=== Requirement ===
Tally the lines in the data that follows that include the word "руководителя", and report nothing but the total.

==== Information given

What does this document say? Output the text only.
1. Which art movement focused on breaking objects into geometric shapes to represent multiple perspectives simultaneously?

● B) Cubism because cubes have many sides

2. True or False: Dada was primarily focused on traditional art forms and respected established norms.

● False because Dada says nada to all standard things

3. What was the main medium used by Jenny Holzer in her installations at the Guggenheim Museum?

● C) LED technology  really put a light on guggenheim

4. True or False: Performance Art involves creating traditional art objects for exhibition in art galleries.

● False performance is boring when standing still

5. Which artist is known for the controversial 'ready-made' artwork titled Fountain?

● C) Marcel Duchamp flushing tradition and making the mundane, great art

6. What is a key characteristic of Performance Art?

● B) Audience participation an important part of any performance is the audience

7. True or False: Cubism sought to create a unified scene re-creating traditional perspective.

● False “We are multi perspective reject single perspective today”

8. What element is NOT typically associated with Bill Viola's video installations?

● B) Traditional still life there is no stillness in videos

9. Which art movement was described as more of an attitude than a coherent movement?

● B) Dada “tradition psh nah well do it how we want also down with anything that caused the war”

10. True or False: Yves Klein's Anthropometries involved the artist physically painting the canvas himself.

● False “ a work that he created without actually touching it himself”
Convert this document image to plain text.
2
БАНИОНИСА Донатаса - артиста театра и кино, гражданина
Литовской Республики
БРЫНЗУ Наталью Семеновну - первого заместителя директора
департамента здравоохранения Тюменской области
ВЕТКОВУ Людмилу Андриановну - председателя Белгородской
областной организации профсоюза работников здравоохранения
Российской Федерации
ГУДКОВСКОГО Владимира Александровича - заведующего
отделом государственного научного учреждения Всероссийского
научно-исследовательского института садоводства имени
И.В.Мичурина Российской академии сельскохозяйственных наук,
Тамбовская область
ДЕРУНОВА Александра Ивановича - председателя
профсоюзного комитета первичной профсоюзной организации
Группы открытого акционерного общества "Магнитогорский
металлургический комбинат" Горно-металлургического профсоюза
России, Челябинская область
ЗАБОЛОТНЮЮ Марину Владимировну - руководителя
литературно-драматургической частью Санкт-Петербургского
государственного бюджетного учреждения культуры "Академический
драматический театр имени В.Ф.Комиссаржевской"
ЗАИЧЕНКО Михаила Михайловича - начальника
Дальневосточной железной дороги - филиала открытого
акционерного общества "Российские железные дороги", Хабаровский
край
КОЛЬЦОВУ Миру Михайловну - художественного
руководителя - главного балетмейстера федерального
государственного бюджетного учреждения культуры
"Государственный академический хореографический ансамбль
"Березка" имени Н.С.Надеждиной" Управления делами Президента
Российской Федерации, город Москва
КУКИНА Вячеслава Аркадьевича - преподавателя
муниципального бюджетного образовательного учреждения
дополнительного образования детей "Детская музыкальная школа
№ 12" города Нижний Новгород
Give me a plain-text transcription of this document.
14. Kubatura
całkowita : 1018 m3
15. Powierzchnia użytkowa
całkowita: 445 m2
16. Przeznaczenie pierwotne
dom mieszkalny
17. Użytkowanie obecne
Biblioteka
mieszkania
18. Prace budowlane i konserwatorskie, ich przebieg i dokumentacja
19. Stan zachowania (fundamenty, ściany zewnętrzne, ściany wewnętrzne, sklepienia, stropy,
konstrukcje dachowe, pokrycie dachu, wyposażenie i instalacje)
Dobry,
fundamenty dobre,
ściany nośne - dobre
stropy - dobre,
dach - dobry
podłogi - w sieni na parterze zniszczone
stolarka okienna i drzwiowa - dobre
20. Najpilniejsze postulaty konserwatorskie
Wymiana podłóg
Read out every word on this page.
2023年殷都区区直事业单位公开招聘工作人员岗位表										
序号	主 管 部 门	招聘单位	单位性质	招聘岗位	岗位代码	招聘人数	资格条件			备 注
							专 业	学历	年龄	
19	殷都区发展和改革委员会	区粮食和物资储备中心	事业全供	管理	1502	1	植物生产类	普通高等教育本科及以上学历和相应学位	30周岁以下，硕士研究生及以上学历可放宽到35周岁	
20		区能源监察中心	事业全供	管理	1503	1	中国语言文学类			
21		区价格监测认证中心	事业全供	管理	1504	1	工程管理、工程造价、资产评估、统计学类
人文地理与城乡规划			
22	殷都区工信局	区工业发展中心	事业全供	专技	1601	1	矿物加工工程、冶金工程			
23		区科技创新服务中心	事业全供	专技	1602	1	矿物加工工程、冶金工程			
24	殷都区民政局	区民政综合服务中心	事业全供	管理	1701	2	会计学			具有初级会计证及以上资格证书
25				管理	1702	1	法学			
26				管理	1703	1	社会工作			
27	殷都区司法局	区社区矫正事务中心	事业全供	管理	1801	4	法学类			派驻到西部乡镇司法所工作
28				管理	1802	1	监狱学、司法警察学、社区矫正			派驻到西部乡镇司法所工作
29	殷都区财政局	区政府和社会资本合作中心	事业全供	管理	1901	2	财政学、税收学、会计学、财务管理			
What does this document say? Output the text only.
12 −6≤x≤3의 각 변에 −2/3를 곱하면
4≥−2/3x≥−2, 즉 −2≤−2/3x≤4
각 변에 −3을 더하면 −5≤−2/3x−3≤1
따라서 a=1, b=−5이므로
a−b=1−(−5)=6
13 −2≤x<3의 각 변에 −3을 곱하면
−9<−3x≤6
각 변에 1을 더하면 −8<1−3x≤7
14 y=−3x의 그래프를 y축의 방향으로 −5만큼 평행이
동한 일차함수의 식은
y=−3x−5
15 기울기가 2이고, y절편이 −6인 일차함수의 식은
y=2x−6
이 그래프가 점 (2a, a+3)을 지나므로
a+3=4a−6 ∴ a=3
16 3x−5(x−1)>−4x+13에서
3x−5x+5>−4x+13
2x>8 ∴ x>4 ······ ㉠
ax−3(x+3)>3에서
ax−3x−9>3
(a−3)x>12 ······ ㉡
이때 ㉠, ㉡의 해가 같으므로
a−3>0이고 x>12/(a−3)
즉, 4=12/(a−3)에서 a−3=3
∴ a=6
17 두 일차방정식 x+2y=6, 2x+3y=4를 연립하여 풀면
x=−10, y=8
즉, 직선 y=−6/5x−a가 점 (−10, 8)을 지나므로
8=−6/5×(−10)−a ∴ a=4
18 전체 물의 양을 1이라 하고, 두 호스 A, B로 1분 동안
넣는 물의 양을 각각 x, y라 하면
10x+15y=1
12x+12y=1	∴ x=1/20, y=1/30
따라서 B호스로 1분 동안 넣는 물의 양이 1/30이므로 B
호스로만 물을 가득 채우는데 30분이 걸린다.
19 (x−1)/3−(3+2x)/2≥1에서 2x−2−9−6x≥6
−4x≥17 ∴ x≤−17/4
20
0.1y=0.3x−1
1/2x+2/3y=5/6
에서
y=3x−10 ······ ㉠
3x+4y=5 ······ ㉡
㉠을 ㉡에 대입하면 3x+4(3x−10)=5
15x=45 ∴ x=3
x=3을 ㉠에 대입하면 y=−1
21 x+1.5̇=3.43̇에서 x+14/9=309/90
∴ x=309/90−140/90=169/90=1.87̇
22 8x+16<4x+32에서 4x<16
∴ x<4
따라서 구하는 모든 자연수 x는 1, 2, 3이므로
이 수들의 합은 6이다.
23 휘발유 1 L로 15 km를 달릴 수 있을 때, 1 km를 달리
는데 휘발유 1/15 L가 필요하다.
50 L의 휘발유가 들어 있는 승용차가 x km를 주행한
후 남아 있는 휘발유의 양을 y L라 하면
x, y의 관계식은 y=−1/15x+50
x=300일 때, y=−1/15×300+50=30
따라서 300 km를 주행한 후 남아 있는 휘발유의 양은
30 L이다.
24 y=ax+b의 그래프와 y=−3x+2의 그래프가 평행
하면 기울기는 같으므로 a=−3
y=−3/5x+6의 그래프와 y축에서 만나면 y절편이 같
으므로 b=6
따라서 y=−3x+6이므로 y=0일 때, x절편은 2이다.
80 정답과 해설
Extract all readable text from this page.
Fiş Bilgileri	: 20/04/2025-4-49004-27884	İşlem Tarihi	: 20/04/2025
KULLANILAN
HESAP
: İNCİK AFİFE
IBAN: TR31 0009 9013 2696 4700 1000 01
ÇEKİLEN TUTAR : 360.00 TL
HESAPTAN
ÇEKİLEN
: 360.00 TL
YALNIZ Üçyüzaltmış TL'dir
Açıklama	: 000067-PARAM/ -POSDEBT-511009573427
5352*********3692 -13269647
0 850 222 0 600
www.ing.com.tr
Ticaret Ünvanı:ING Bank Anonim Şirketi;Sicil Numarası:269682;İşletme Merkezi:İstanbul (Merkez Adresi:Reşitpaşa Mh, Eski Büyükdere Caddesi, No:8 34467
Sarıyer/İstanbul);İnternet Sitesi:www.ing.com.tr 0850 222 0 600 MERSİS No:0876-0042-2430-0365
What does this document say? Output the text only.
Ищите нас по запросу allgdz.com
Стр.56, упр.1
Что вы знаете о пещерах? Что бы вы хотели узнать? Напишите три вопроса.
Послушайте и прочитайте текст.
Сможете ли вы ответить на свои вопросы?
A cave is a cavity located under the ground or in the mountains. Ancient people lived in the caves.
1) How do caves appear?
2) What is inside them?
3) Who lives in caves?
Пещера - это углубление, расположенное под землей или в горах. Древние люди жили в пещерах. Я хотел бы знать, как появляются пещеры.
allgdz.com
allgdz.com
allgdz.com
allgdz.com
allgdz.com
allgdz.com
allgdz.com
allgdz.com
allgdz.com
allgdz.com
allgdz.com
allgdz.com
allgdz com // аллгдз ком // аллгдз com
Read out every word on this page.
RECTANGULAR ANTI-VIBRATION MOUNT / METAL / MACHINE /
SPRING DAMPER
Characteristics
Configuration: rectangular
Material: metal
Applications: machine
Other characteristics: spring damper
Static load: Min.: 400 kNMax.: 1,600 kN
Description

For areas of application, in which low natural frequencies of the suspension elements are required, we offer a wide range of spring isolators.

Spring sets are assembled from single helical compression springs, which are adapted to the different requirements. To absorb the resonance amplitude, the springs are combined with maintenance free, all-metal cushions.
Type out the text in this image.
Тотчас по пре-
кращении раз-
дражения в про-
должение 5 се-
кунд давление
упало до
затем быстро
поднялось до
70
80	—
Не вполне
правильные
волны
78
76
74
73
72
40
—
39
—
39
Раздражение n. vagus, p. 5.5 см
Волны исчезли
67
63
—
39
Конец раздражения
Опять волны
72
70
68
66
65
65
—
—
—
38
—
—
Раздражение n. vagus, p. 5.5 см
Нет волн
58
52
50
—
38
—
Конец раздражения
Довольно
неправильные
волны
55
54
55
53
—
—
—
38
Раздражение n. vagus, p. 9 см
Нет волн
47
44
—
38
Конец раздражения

========

=== Complete output ===
2